What the task asks
Restate each line word for word. Leave out every picture.

Stored entries
--

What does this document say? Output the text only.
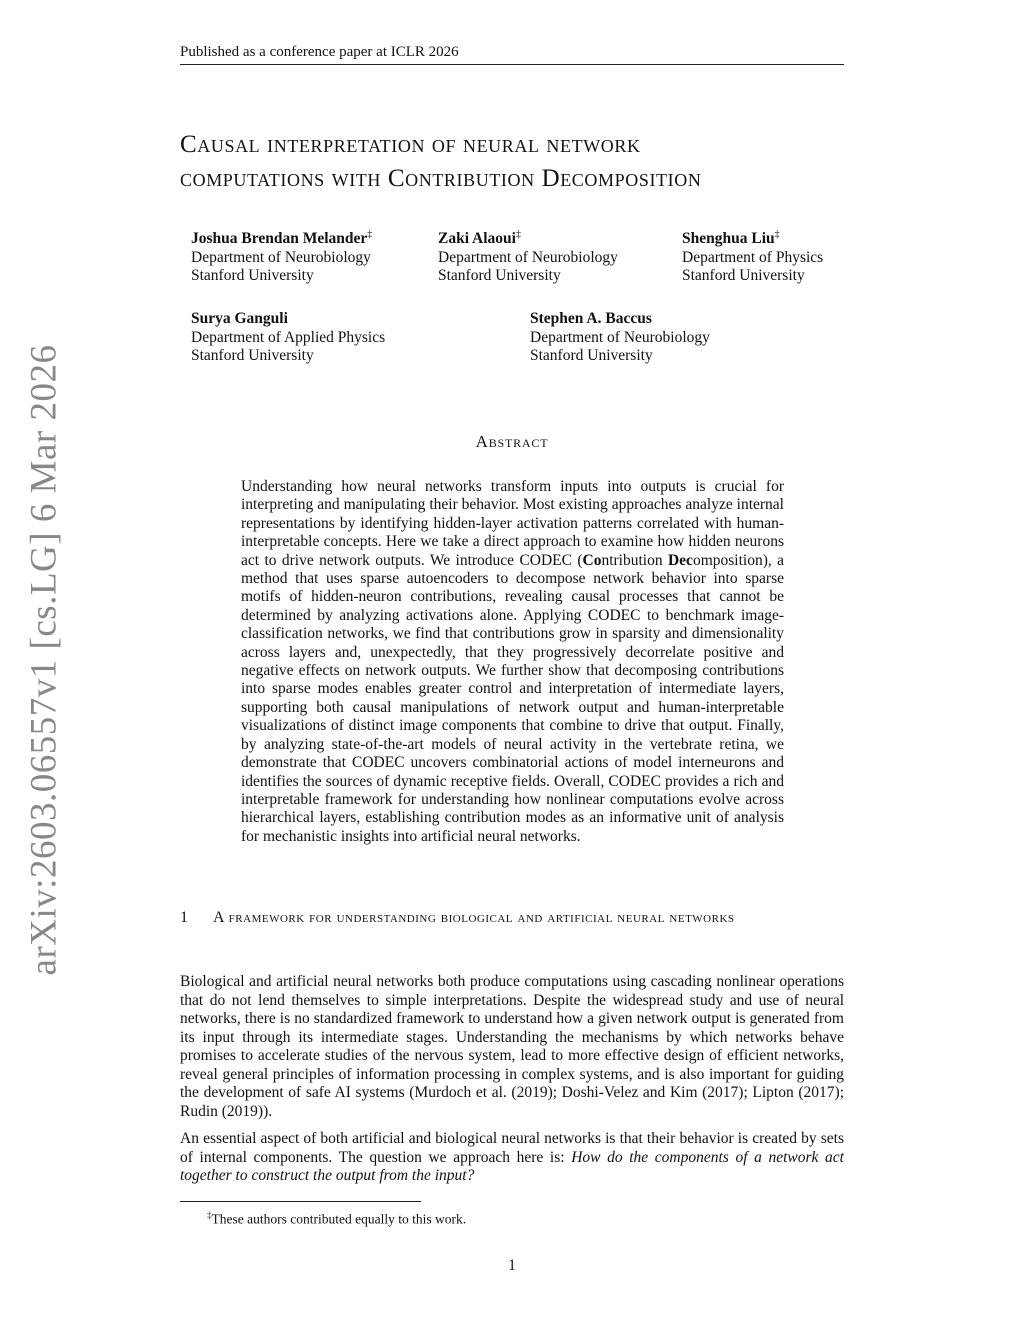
Published as a conference paper at ICLR 2026
arXiv:2603.06557v1 [cs.LG] 6 Mar 2026
Causal interpretation of neural network
computations with Contribution Decomposition
Joshua Brendan Melander‡
Department of Neurobiology
Stanford University
Zaki Alaoui‡
Department of Neurobiology
Stanford University
Shenghua Liu‡
Department of Physics
Stanford University
Surya Ganguli
Department of Applied Physics
Stanford University
Stephen A. Baccus
Department of Neurobiology
Stanford University
Abstract
Understanding how neural networks transform inputs into outputs is crucial for interpreting and manipulating their behavior. Most existing approaches analyze internal representations by identifying hidden-layer activation patterns correlated with human-interpretable concepts. Here we take a direct approach to examine how hidden neurons act to drive network outputs. We introduce CODEC (Contribution Decomposition), a method that uses sparse autoencoders to decompose network behavior into sparse motifs of hidden-neuron contributions, revealing causal processes that cannot be determined by analyzing activations alone. Applying CODEC to benchmark image-classification networks, we find that contributions grow in sparsity and dimensionality across layers and, unexpectedly, that they progressively decorrelate positive and negative effects on network outputs. We further show that decomposing contributions into sparse modes enables greater control and interpretation of intermediate layers, supporting both causal manipulations of network output and human-interpretable visualizations of distinct image components that combine to drive that output. Finally, by analyzing state-of-the-art models of neural activity in the vertebrate retina, we demonstrate that CODEC uncovers combinatorial actions of model interneurons and identifies the sources of dynamic receptive fields. Overall, CODEC provides a rich and interpretable framework for understanding how nonlinear computations evolve across hierarchical layers, establishing contribution modes as an informative unit of analysis for mechanistic insights into artificial neural networks.
1 A framework for understanding biological and artificial neural networks
Biological and artificial neural networks both produce computations using cascading nonlinear operations that do not lend themselves to simple interpretations. Despite the widespread study and use of neural networks, there is no standardized framework to understand how a given network output is generated from its input through its intermediate stages. Understanding the mechanisms by which networks behave promises to accelerate studies of the nervous system, lead to more effective design of efficient networks, reveal general principles of information processing in complex systems, and is also important for guiding the development of safe AI systems (Murdoch et al. (2019); Doshi-Velez and Kim (2017); Lipton (2017); Rudin (2019)).
An essential aspect of both artificial and biological neural networks is that their behavior is created by sets of internal components. The question we approach here is: How do the components of a network act together to construct the output from the input?
‡These authors contributed equally to this work.
1
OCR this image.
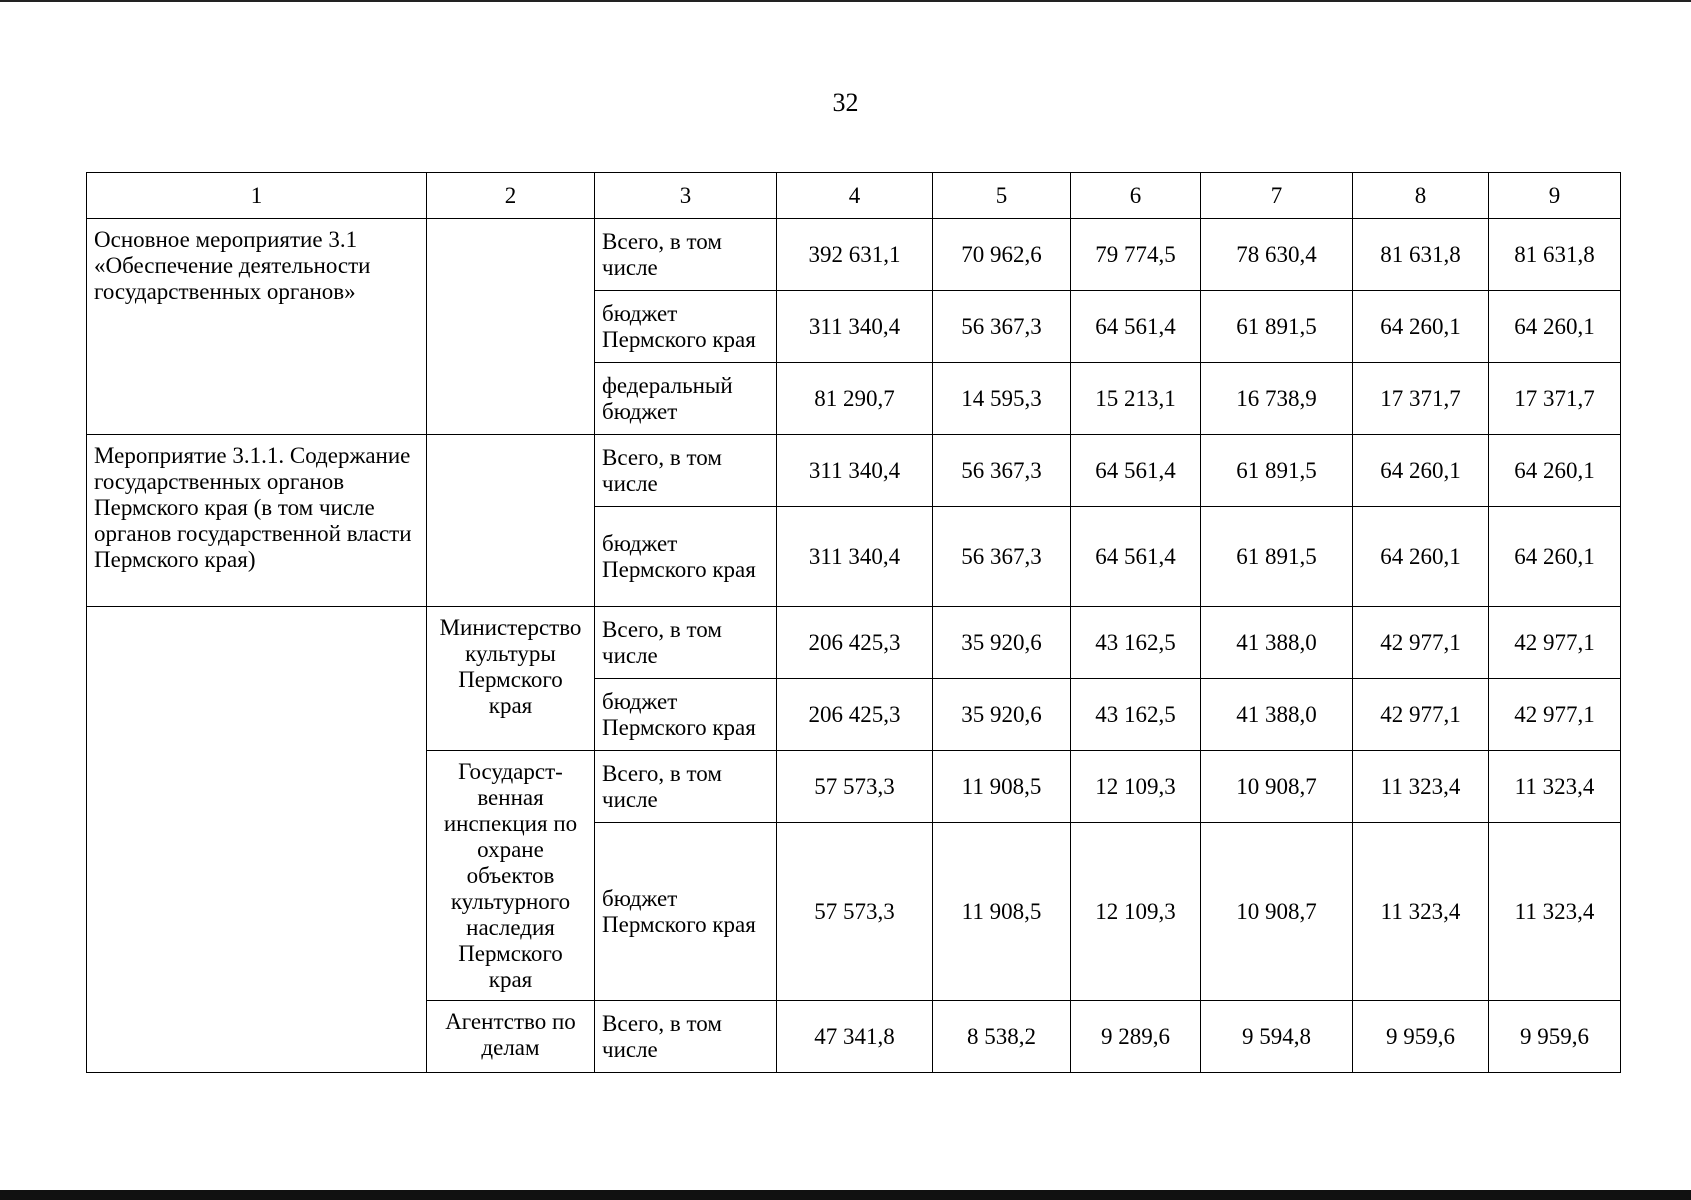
32
1	2	3	4	5	6	7	8	9
Основное мероприятие 3.1 «Обеспечение деятельности государственных органов»		Всего, в том числе	392 631,1	70 962,6	79 774,5	78 630,4	81 631,8	81 631,8
		бюджет Пермского края	311 340,4	56 367,3	64 561,4	61 891,5	64 260,1	64 260,1
		федеральный бюджет	81 290,7	14 595,3	15 213,1	16 738,9	17 371,7	17 371,7
Мероприятие 3.1.1. Содержание государственных органов Пермского края (в том числе органов государственной власти Пермского края)		Всего, в том числе	311 340,4	56 367,3	64 561,4	61 891,5	64 260,1	64 260,1
		бюджет Пермского края	311 340,4	56 367,3	64 561,4	61 891,5	64 260,1	64 260,1
	Министерство культуры Пермского края	Всего, в том числе	206 425,3	35 920,6	43 162,5	41 388,0	42 977,1	42 977,1
		бюджет Пермского края	206 425,3	35 920,6	43 162,5	41 388,0	42 977,1	42 977,1
	Государст-венная инспекция по охране объектов культурного наследия Пермского края	Всего, в том числе	57 573,3	11 908,5	12 109,3	10 908,7	11 323,4	11 323,4
		бюджет Пермского края	57 573,3	11 908,5	12 109,3	10 908,7	11 323,4	11 323,4
	Агентство по делам	Всего, в том числе	47 341,8	8 538,2	9 289,6	9 594,8	9 959,6	9 959,6
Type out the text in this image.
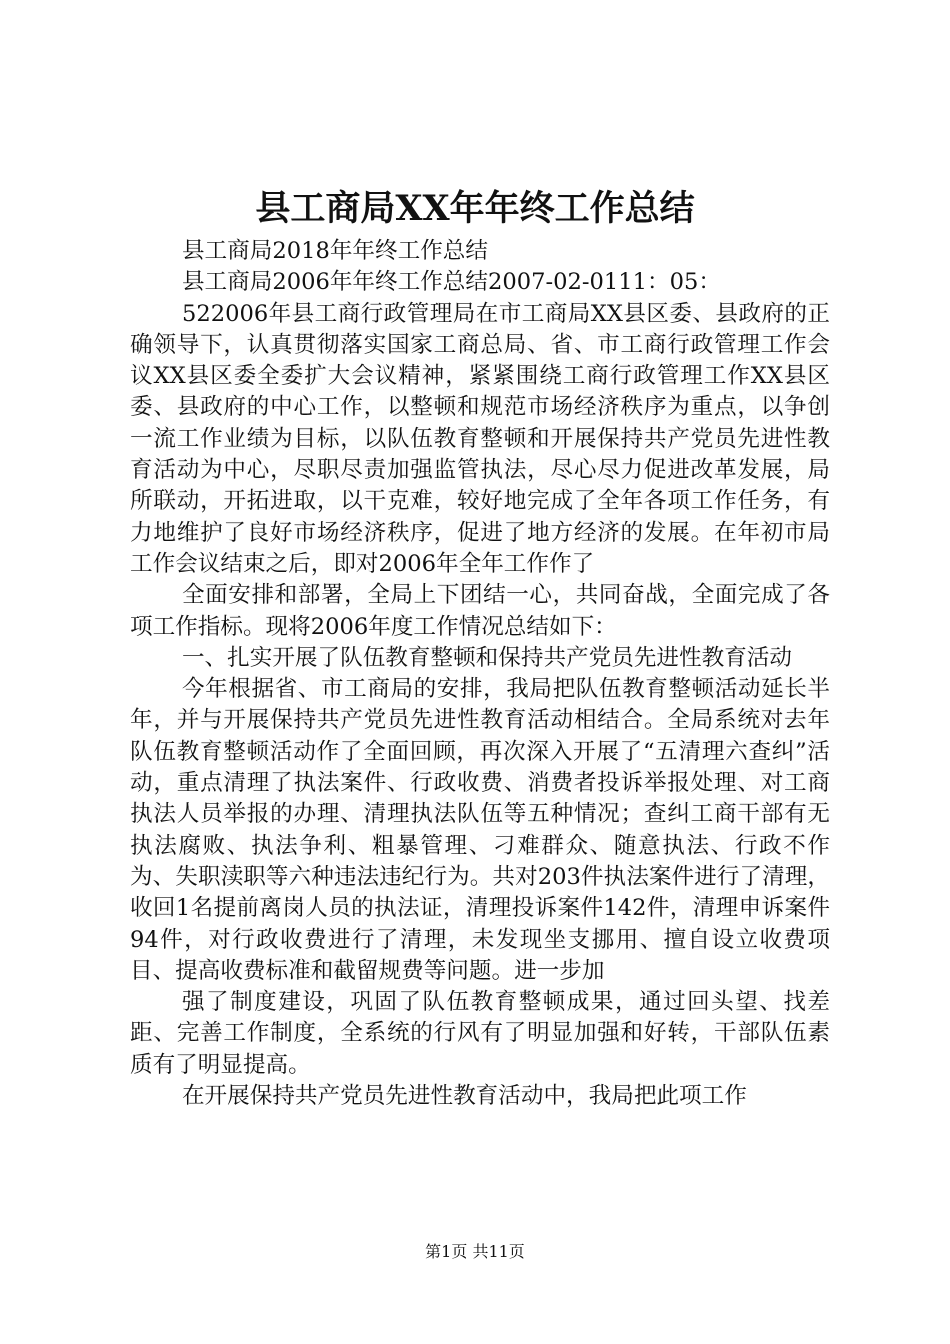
县工商局XX年年终工作总结

县工商局2018年年终工作总结

县工商局2006年年终工作总结2007-02-0111：05：

522006年县工商行政管理局在市工商局XX县区委、县政府的正确领导下，认真贯彻落实国家工商总局、省、市工商行政管理工作会议XX县区委全委扩大会议精神，紧紧围绕工商行政管理工作XX县区委、县政府的中心工作，以整顿和规范市场经济秩序为重点，以争创一流工作业绩为目标，以队伍教育整顿和开展保持共产党员先进性教育活动为中心，尽职尽责加强监管执法，尽心尽力促进改革发展，局所联动，开拓进取，以干克难，较好地完成了全年各项工作任务，有力地维护了良好市场经济秩序，促进了地方经济的发展。在年初市局工作会议结束之后，即对2006年全年工作作了

全面安排和部署，全局上下团结一心，共同奋战，全面完成了各项工作指标。现将2006年度工作情况总结如下：

一、扎实开展了队伍教育整顿和保持共产党员先进性教育活动

今年根据省、市工商局的安排，我局把队伍教育整顿活动延长半年，并与开展保持共产党员先进性教育活动相结合。全局系统对去年队伍教育整顿活动作了全面回顾，再次深入开展了“五清理六查纠”活动，重点清理了执法案件、行政收费、消费者投诉举报处理、对工商执法人员举报的办理、清理执法队伍等五种情况；查纠工商干部有无执法腐败、执法争利、粗暴管理、刁难群众、随意执法、行政不作为、失职渎职等六种违法违纪行为。共对203件执法案件进行了清理，收回1名提前离岗人员的执法证，清理投诉案件142件，清理申诉案件94件，对行政收费进行了清理，未发现坐支挪用、擅自设立收费项目、提高收费标准和截留规费等问题。进一步加

强了制度建设，巩固了队伍教育整顿成果，通过回头望、找差距、完善工作制度，全系统的行风有了明显加强和好转，干部队伍素质有了明显提高。

在开展保持共产党员先进性教育活动中，我局把此项工作

第1页 共11页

--

The output
What does this document say? Output the text only.
Published as a conference paper at ICLR 2026
arXiv:2603.06557v1 [cs.LG] 6 Mar 2026
Causal interpretation of neural network
computations with Contribution Decomposition
Joshua Brendan Melander‡
Department of Neurobiology
Stanford University
Zaki Alaoui‡
Department of Neurobiology
Stanford University
Shenghua Liu‡
Department of Physics
Stanford University
Surya Ganguli
Department of Applied Physics
Stanford University
Stephen A. Baccus
Department of Neurobiology
Stanford University
Abstract
Understanding how neural networks transform inputs into outputs is crucial for interpreting and manipulating their behavior. Most existing approaches analyze internal representations by identifying hidden-layer activation patterns correlated with human-interpretable concepts. Here we take a direct approach to examine how hidden neurons act to drive network outputs. We introduce CODEC (Contribution Decomposition), a method that uses sparse autoencoders to decompose network behavior into sparse motifs of hidden-neuron contributions, revealing causal processes that cannot be determined by analyzing activations alone. Applying CODEC to benchmark image-classification networks, we find that contributions grow in sparsity and dimensionality across layers and, unexpectedly, that they progressively decorrelate positive and negative effects on network outputs. We further show that decomposing contributions into sparse modes enables greater control and interpretation of intermediate layers, supporting both causal manipulations of network output and human-interpretable visualizations of distinct image components that combine to drive that output. Finally, by analyzing state-of-the-art models of neural activity in the vertebrate retina, we demonstrate that CODEC uncovers combinatorial actions of model interneurons and identifies the sources of dynamic receptive fields. Overall, CODEC provides a rich and interpretable framework for understanding how nonlinear computations evolve across hierarchical layers, establishing contribution modes as an informative unit of analysis for mechanistic insights into artificial neural networks.
1 A framework for understanding biological and artificial neural networks
Biological and artificial neural networks both produce computations using cascading nonlinear operations that do not lend themselves to simple interpretations. Despite the widespread study and use of neural networks, there is no standardized framework to understand how a given network output is generated from its input through its intermediate stages. Understanding the mechanisms by which networks behave promises to accelerate studies of the nervous system, lead to more effective design of efficient networks, reveal general principles of information processing in complex systems, and is also important for guiding the development of safe AI systems (Murdoch et al. (2019); Doshi-Velez and Kim (2017); Lipton (2017); Rudin (2019)).
An essential aspect of both artificial and biological neural networks is that their behavior is created by sets of internal components. The question we approach here is: How do the components of a network act together to construct the output from the input?
‡These authors contributed equally to this work.
1
OCR this image.
32
1	2	3	4	5	6	7	8	9
Основное мероприятие 3.1 «Обеспечение деятельности государственных органов»		Всего, в том числе	392 631,1	70 962,6	79 774,5	78 630,4	81 631,8	81 631,8
		бюджет Пермского края	311 340,4	56 367,3	64 561,4	61 891,5	64 260,1	64 260,1
		федеральный бюджет	81 290,7	14 595,3	15 213,1	16 738,9	17 371,7	17 371,7
Мероприятие 3.1.1. Содержание государственных органов Пермского края (в том числе органов государственной власти Пермского края)		Всего, в том числе	311 340,4	56 367,3	64 561,4	61 891,5	64 260,1	64 260,1
		бюджет Пермского края	311 340,4	56 367,3	64 561,4	61 891,5	64 260,1	64 260,1
	Министерство культуры Пермского края	Всего, в том числе	206 425,3	35 920,6	43 162,5	41 388,0	42 977,1	42 977,1
		бюджет Пермского края	206 425,3	35 920,6	43 162,5	41 388,0	42 977,1	42 977,1
	Государст-венная инспекция по охране объектов культурного наследия Пермского края	Всего, в том числе	57 573,3	11 908,5	12 109,3	10 908,7	11 323,4	11 323,4
		бюджет Пермского края	57 573,3	11 908,5	12 109,3	10 908,7	11 323,4	11 323,4
	Агентство по делам	Всего, в том числе	47 341,8	8 538,2	9 289,6	9 594,8	9 959,6	9 959,6
Type out the text in this image.
县工商局XX年年终工作总结

县工商局2018年年终工作总结

县工商局2006年年终工作总结2007-02-0111：05：

522006年县工商行政管理局在市工商局XX县区委、县政府的正确领导下，认真贯彻落实国家工商总局、省、市工商行政管理工作会议XX县区委全委扩大会议精神，紧紧围绕工商行政管理工作XX县区委、县政府的中心工作，以整顿和规范市场经济秩序为重点，以争创一流工作业绩为目标，以队伍教育整顿和开展保持共产党员先进性教育活动为中心，尽职尽责加强监管执法，尽心尽力促进改革发展，局所联动，开拓进取，以干克难，较好地完成了全年各项工作任务，有力地维护了良好市场经济秩序，促进了地方经济的发展。在年初市局工作会议结束之后，即对2006年全年工作作了

全面安排和部署，全局上下团结一心，共同奋战，全面完成了各项工作指标。现将2006年度工作情况总结如下：

一、扎实开展了队伍教育整顿和保持共产党员先进性教育活动

今年根据省、市工商局的安排，我局把队伍教育整顿活动延长半年，并与开展保持共产党员先进性教育活动相结合。全局系统对去年队伍教育整顿活动作了全面回顾，再次深入开展了“五清理六查纠”活动，重点清理了执法案件、行政收费、消费者投诉举报处理、对工商执法人员举报的办理、清理执法队伍等五种情况；查纠工商干部有无执法腐败、执法争利、粗暴管理、刁难群众、随意执法、行政不作为、失职渎职等六种违法违纪行为。共对203件执法案件进行了清理，收回1名提前离岗人员的执法证，清理投诉案件142件，清理申诉案件94件，对行政收费进行了清理，未发现坐支挪用、擅自设立收费项目、提高收费标准和截留规费等问题。进一步加

强了制度建设，巩固了队伍教育整顿成果，通过回头望、找差距、完善工作制度，全系统的行风有了明显加强和好转，干部队伍素质有了明显提高。

在开展保持共产党员先进性教育活动中，我局把此项工作

第1页 共11页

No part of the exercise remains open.